#### DATA LINES ####
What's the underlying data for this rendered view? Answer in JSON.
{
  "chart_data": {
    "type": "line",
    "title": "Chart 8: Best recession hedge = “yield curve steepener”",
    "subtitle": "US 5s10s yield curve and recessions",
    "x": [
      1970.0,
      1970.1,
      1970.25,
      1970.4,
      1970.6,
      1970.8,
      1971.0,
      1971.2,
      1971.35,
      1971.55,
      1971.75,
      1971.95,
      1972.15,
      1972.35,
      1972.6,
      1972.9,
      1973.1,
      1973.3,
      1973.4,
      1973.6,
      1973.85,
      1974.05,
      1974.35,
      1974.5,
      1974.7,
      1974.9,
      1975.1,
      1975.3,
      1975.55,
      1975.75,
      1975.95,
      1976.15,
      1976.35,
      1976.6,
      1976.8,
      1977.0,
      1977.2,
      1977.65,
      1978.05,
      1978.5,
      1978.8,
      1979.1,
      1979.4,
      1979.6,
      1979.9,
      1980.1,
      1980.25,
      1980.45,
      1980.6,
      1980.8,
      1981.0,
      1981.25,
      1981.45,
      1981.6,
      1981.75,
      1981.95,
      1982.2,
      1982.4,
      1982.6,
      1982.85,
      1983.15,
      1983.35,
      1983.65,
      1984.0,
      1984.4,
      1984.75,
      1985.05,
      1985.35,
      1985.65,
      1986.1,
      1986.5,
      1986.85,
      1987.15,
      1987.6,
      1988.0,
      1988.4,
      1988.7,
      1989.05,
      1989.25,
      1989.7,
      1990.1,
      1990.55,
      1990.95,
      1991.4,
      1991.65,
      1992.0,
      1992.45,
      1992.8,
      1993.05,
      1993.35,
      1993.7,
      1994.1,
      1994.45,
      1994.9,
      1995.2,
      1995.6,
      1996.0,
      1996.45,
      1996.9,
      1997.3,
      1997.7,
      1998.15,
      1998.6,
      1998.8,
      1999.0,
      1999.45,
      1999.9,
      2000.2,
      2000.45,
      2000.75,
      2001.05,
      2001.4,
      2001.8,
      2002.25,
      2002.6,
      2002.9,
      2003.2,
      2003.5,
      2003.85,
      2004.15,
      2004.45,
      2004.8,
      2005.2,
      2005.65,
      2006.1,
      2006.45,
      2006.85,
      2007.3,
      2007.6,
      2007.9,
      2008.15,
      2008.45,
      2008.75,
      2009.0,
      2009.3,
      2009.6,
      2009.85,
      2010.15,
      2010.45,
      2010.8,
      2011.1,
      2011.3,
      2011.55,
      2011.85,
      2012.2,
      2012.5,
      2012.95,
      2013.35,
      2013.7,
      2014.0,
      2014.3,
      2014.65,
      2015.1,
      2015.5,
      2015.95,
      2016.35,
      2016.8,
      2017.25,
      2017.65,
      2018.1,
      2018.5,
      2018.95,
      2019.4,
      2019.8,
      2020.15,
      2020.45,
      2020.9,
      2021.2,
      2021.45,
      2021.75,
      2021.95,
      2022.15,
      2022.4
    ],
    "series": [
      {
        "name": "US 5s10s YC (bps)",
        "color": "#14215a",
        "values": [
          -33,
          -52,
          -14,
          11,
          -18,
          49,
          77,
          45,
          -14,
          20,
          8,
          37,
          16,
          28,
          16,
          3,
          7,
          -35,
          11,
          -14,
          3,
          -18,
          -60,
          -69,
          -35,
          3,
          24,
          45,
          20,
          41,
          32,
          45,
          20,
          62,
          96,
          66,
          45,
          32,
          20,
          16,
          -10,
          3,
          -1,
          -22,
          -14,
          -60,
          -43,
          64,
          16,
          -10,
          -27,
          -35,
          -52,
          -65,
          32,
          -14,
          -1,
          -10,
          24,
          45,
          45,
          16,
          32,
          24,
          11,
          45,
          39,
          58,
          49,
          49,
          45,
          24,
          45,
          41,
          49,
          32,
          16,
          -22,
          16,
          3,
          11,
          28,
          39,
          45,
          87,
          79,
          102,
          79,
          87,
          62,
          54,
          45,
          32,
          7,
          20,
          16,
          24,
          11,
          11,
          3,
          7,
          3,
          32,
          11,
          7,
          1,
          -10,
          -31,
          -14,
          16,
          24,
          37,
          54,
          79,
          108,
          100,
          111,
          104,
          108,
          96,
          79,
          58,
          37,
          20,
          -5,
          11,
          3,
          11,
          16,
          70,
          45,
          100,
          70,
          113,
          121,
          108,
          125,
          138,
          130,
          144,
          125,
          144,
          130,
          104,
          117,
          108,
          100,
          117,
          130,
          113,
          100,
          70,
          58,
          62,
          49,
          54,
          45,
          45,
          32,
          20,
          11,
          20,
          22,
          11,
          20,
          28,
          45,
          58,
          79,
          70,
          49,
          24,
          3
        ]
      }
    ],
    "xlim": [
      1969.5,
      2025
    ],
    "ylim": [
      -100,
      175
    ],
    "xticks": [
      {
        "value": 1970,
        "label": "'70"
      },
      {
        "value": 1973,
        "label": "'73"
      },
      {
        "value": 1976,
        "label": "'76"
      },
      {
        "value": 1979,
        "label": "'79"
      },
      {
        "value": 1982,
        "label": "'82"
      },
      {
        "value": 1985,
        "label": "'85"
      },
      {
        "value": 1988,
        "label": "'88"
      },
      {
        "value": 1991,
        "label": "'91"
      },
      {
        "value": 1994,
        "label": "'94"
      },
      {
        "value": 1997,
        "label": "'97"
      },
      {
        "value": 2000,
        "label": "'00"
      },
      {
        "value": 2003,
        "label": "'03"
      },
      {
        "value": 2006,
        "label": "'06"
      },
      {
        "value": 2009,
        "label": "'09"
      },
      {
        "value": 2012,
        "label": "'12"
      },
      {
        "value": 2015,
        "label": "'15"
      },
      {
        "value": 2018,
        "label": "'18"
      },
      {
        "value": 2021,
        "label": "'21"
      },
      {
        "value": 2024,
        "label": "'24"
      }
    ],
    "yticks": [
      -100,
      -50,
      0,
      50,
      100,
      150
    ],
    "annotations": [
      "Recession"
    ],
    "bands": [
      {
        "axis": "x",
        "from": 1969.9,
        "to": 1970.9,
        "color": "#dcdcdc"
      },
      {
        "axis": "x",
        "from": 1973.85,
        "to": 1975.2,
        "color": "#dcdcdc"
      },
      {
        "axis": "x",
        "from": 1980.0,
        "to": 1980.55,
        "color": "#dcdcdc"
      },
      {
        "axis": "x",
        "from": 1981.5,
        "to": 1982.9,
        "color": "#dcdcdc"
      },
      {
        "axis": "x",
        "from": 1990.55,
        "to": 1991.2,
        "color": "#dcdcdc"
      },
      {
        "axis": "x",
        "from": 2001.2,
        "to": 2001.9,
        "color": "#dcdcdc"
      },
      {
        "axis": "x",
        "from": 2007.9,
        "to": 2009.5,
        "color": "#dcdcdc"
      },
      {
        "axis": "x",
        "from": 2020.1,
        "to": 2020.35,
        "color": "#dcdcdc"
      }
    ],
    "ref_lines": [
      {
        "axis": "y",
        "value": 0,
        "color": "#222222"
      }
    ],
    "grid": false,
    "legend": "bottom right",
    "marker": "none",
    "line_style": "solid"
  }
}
####
PROBLEM DESCRIPTION = Repeat the listing exactly, from its first line to its last.

SOLUTION TO THE PROBLEM =
What's the underlying data for this rendered view? Answer in JSON.
{
  "chart_data": {
    "type": "line",
    "title": "Chart 8: Best recession hedge = “yield curve steepener”",
    "subtitle": "US 5s10s yield curve and recessions",
    "x": [
      1970.0,
      1970.1,
      1970.25,
      1970.4,
      1970.6,
      1970.8,
      1971.0,
      1971.2,
      1971.35,
      1971.55,
      1971.75,
      1971.95,
      1972.15,
      1972.35,
      1972.6,
      1972.9,
      1973.1,
      1973.3,
      1973.4,
      1973.6,
      1973.85,
      1974.05,
      1974.35,
      1974.5,
      1974.7,
      1974.9,
      1975.1,
      1975.3,
      1975.55,
      1975.75,
      1975.95,
      1976.15,
      1976.35,
      1976.6,
      1976.8,
      1977.0,
      1977.2,
      1977.65,
      1978.05,
      1978.5,
      1978.8,
      1979.1,
      1979.4,
      1979.6,
      1979.9,
      1980.1,
      1980.25,
      1980.45,
      1980.6,
      1980.8,
      1981.0,
      1981.25,
      1981.45,
      1981.6,
      1981.75,
      1981.95,
      1982.2,
      1982.4,
      1982.6,
      1982.85,
      1983.15,
      1983.35,
      1983.65,
      1984.0,
      1984.4,
      1984.75,
      1985.05,
      1985.35,
      1985.65,
      1986.1,
      1986.5,
      1986.85,
      1987.15,
      1987.6,
      1988.0,
      1988.4,
      1988.7,
      1989.05,
      1989.25,
      1989.7,
      1990.1,
      1990.55,
      1990.95,
      1991.4,
      1991.65,
      1992.0,
      1992.45,
      1992.8,
      1993.05,
      1993.35,
      1993.7,
      1994.1,
      1994.45,
      1994.9,
      1995.2,
      1995.6,
      1996.0,
      1996.45,
      1996.9,
      1997.3,
      1997.7,
      1998.15,
      1998.6,
      1998.8,
      1999.0,
      1999.45,
      1999.9,
      2000.2,
      2000.45,
      2000.75,
      2001.05,
      2001.4,
      2001.8,
      2002.25,
      2002.6,
      2002.9,
      2003.2,
      2003.5,
      2003.85,
      2004.15,
      2004.45,
      2004.8,
      2005.2,
      2005.65,
      2006.1,
      2006.45,
      2006.85,
      2007.3,
      2007.6,
      2007.9,
      2008.15,
      2008.45,
      2008.75,
      2009.0,
      2009.3,
      2009.6,
      2009.85,
      2010.15,
      2010.45,
      2010.8,
      2011.1,
      2011.3,
      2011.55,
      2011.85,
      2012.2,
      2012.5,
      2012.95,
      2013.35,
      2013.7,
      2014.0,
      2014.3,
      2014.65,
      2015.1,
      2015.5,
      2015.95,
      2016.35,
      2016.8,
      2017.25,
      2017.65,
      2018.1,
      2018.5,
      2018.95,
      2019.4,
      2019.8,
      2020.15,
      2020.45,
      2020.9,
      2021.2,
      2021.45,
      2021.75,
      2021.95,
      2022.15,
      2022.4
    ],
    "series": [
      {
        "name": "US 5s10s YC (bps)",
        "color": "#14215a",
        "values": [
          -33,
          -52,
          -14,
          11,
          -18,
          49,
          77,
          45,
          -14,
          20,
          8,
          37,
          16,
          28,
          16,
          3,
          7,
          -35,
          11,
          -14,
          3,
          -18,
          -60,
          -69,
          -35,
          3,
          24,
          45,
          20,
          41,
          32,
          45,
          20,
          62,
          96,
          66,
          45,
          32,
          20,
          16,
          -10,
          3,
          -1,
          -22,
          -14,
          -60,
          -43,
          64,
          16,
          -10,
          -27,
          -35,
          -52,
          -65,
          32,
          -14,
          -1,
          -10,
          24,
          45,
          45,
          16,
          32,
          24,
          11,
          45,
          39,
          58,
          49,
          49,
          45,
          24,
          45,
          41,
          49,
          32,
          16,
          -22,
          16,
          3,
          11,
          28,
          39,
          45,
          87,
          79,
          102,
          79,
          87,
          62,
          54,
          45,
          32,
          7,
          20,
          16,
          24,
          11,
          11,
          3,
          7,
          3,
          32,
          11,
          7,
          1,
          -10,
          -31,
          -14,
          16,
          24,
          37,
          54,
          79,
          108,
          100,
          111,
          104,
          108,
          96,
          79,
          58,
          37,
          20,
          -5,
          11,
          3,
          11,
          16,
          70,
          45,
          100,
          70,
          113,
          121,
          108,
          125,
          138,
          130,
          144,
          125,
          144,
          130,
          104,
          117,
          108,
          100,
          117,
          130,
          113,
          100,
          70,
          58,
          62,
          49,
          54,
          45,
          45,
          32,
          20,
          11,
          20,
          22,
          11,
          20,
          28,
          45,
          58,
          79,
          70,
          49,
          24,
          3
        ]
      }
    ],
    "xlim": [
      1969.5,
      2025
    ],
    "ylim": [
      -100,
      175
    ],
    "xticks": [
      {
        "value": 1970,
        "label": "'70"
      },
      {
        "value": 1973,
        "label": "'73"
      },
      {
        "value": 1976,
        "label": "'76"
      },
      {
        "value": 1979,
        "label": "'79"
      },
      {
        "value": 1982,
        "label": "'82"
      },
      {
        "value": 1985,
        "label": "'85"
      },
      {
        "value": 1988,
        "label": "'88"
      },
      {
        "value": 1991,
        "label": "'91"
      },
      {
        "value": 1994,
        "label": "'94"
      },
      {
        "value": 1997,
        "label": "'97"
      },
      {
        "value": 2000,
        "label": "'00"
      },
      {
        "value": 2003,
        "label": "'03"
      },
      {
        "value": 2006,
        "label": "'06"
      },
      {
        "value": 2009,
        "label": "'09"
      },
      {
        "value": 2012,
        "label": "'12"
      },
      {
        "value": 2015,
        "label": "'15"
      },
      {
        "value": 2018,
        "label": "'18"
      },
      {
        "value": 2021,
        "label": "'21"
      },
      {
        "value": 2024,
        "label": "'24"
      }
    ],
    "yticks": [
      -100,
      -50,
      0,
      50,
      100,
      150
    ],
    "annotations": [
      "Recession"
    ],
    "bands": [
      {
        "axis": "x",
        "from": 1969.9,
        "to": 1970.9,
        "color": "#dcdcdc"
      },
      {
        "axis": "x",
        "from": 1973.85,
        "to": 1975.2,
        "color": "#dcdcdc"
      },
      {
        "axis": "x",
        "from": 1980.0,
        "to": 1980.55,
        "color": "#dcdcdc"
      },
      {
        "axis": "x",
        "from": 1981.5,
        "to": 1982.9,
        "color": "#dcdcdc"
      },
      {
        "axis": "x",
        "from": 1990.55,
        "to": 1991.2,
        "color": "#dcdcdc"
      },
      {
        "axis": "x",
        "from": 2001.2,
        "to": 2001.9,
        "color": "#dcdcdc"
      },
      {
        "axis": "x",
        "from": 2007.9,
        "to": 2009.5,
        "color": "#dcdcdc"
      },
      {
        "axis": "x",
        "from": 2020.1,
        "to": 2020.35,
        "color": "#dcdcdc"
      }
    ],
    "ref_lines": [
      {
        "axis": "y",
        "value": 0,
        "color": "#222222"
      }
    ],
    "grid": false,
    "legend": "bottom right",
    "marker": "none",
    "line_style": "solid"
  }
}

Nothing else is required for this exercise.